■ **Records shown**:
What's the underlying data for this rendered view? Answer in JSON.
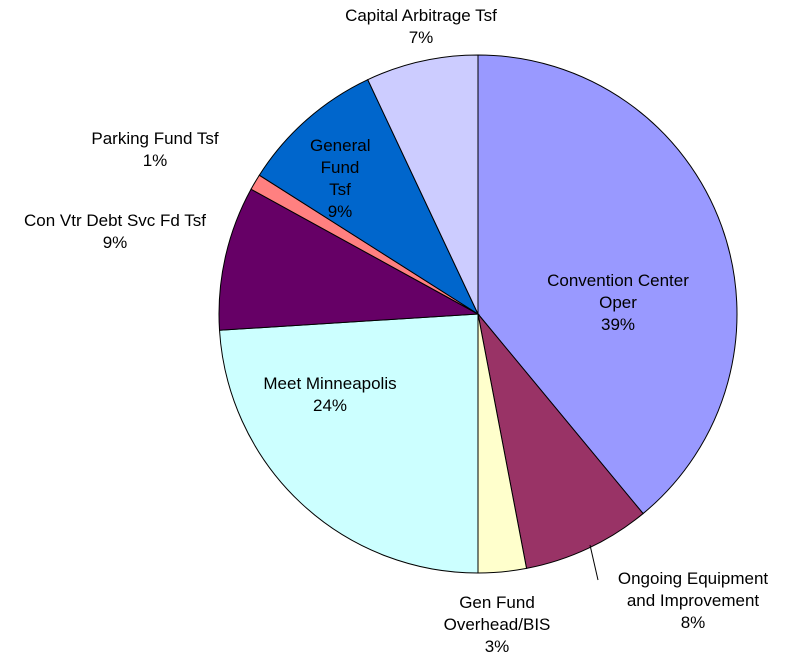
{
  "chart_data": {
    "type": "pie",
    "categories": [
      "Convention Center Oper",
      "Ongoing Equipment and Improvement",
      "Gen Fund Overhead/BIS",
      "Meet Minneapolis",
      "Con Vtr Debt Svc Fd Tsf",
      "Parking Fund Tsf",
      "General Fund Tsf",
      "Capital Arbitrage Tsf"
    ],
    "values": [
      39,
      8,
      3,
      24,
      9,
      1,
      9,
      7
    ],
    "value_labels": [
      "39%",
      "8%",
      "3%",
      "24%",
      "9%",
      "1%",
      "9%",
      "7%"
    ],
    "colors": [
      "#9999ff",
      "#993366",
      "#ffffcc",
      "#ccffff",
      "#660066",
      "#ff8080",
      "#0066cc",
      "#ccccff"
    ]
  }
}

■ **Required task**: Retype all entries exactly as they appear, dropping the images.

■ **Full answer**:
What's the underlying data for this rendered view? Answer in JSON.
{
  "chart_data": {
    "type": "pie",
    "categories": [
      "Convention Center Oper",
      "Ongoing Equipment and Improvement",
      "Gen Fund Overhead/BIS",
      "Meet Minneapolis",
      "Con Vtr Debt Svc Fd Tsf",
      "Parking Fund Tsf",
      "General Fund Tsf",
      "Capital Arbitrage Tsf"
    ],
    "values": [
      39,
      8,
      3,
      24,
      9,
      1,
      9,
      7
    ],
    "value_labels": [
      "39%",
      "8%",
      "3%",
      "24%",
      "9%",
      "1%",
      "9%",
      "7%"
    ],
    "colors": [
      "#9999ff",
      "#993366",
      "#ffffcc",
      "#ccffff",
      "#660066",
      "#ff8080",
      "#0066cc",
      "#ccccff"
    ]
  }
}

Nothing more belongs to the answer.